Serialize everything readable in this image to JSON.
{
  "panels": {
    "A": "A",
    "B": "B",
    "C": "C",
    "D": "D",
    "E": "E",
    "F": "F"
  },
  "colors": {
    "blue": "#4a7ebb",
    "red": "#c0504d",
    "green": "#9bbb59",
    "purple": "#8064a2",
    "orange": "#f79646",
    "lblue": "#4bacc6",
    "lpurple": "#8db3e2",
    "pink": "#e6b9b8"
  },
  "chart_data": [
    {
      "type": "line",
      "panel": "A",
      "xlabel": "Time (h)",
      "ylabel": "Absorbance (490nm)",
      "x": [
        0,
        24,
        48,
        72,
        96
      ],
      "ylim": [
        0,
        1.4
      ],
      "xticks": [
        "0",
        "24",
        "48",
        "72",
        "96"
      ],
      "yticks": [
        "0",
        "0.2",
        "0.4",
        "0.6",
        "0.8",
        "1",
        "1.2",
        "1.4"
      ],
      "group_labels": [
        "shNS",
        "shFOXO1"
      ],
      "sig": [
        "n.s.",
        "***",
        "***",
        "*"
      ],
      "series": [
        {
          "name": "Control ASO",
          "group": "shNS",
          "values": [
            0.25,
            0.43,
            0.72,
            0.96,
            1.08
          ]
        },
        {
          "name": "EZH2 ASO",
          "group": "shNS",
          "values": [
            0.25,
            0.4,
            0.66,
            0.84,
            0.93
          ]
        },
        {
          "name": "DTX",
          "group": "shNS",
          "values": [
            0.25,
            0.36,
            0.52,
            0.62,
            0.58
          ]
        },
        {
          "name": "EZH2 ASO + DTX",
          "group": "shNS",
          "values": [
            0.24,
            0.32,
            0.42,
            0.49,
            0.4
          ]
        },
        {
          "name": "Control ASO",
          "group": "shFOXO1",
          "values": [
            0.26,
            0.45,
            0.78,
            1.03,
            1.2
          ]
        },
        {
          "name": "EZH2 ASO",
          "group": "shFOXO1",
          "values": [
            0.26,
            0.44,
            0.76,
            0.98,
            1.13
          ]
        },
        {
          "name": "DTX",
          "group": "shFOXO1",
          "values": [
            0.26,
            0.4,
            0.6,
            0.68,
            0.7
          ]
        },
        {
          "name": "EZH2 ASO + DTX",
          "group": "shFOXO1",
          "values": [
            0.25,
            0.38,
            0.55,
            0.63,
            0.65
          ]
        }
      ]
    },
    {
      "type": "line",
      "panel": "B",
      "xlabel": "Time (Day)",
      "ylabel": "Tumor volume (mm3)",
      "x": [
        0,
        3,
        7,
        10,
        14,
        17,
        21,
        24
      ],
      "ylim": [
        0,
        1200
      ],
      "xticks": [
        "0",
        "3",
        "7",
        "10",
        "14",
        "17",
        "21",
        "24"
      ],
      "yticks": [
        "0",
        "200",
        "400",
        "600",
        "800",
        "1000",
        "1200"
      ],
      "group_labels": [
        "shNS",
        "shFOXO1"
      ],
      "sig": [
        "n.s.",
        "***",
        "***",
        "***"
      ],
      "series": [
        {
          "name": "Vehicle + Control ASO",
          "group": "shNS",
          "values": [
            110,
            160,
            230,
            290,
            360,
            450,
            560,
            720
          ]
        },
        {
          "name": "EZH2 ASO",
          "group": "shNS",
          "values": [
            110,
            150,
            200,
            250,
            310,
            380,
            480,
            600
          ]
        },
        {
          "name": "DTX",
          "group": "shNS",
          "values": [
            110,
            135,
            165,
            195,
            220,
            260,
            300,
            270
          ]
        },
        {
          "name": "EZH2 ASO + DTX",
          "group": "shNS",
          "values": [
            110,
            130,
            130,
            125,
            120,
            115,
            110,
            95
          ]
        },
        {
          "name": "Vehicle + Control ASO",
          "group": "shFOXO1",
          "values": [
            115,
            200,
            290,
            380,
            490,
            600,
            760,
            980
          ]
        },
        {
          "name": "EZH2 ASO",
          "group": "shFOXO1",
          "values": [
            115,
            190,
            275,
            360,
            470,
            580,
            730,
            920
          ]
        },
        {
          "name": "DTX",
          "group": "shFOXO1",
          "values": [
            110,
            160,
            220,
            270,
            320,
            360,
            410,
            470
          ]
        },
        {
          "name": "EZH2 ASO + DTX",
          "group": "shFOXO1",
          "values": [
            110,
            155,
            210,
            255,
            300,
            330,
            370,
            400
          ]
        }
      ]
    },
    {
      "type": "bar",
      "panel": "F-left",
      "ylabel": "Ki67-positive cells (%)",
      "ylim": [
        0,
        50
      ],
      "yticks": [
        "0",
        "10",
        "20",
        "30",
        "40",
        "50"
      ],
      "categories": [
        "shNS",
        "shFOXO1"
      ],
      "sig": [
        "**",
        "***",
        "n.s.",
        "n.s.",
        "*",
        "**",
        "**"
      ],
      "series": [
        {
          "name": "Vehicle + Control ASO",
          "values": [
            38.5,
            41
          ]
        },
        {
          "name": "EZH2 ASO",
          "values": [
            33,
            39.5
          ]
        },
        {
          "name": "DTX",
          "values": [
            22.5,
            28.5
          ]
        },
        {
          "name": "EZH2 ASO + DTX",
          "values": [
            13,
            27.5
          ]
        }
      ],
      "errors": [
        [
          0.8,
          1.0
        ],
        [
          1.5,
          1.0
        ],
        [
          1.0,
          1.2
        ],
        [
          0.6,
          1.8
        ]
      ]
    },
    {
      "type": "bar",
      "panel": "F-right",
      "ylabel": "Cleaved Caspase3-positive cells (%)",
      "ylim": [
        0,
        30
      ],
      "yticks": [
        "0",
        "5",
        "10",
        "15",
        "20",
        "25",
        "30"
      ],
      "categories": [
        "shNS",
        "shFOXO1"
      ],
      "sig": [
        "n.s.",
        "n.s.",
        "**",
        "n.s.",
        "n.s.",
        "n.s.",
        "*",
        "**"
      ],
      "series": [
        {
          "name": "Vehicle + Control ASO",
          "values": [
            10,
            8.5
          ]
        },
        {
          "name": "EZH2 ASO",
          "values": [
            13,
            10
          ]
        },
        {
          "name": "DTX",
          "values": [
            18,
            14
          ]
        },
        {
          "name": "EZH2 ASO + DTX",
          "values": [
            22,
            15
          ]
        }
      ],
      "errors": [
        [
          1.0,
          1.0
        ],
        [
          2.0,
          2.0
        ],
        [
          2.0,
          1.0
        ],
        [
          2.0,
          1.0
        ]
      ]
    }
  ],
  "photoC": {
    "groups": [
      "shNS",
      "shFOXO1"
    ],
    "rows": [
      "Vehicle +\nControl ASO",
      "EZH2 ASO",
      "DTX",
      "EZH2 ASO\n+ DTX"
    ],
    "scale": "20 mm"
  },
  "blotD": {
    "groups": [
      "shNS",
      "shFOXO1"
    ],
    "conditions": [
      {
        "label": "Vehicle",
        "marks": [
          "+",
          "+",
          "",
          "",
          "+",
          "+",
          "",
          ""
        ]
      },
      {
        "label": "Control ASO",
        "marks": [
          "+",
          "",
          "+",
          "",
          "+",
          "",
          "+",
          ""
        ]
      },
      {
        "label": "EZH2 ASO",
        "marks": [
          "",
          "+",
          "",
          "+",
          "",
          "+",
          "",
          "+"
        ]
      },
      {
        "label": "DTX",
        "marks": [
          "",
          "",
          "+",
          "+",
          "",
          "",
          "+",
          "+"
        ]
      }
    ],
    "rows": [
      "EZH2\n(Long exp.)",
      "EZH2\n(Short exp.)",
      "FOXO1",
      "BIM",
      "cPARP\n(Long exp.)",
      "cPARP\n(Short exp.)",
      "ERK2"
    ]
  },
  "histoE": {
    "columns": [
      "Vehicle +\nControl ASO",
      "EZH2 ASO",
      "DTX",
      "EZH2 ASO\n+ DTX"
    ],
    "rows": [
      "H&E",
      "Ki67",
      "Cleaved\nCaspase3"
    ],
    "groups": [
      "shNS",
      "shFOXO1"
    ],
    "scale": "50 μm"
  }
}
=======
EXERCISE DESCRIPTION ->
From the listing, copy every line where the string "positive" appears.

ANSWER TO THE PROBLEM ->
      "ylabel": "Ki67-positive cells (%)",
      "ylabel": "Cleaved Caspase3-positive cells (%)",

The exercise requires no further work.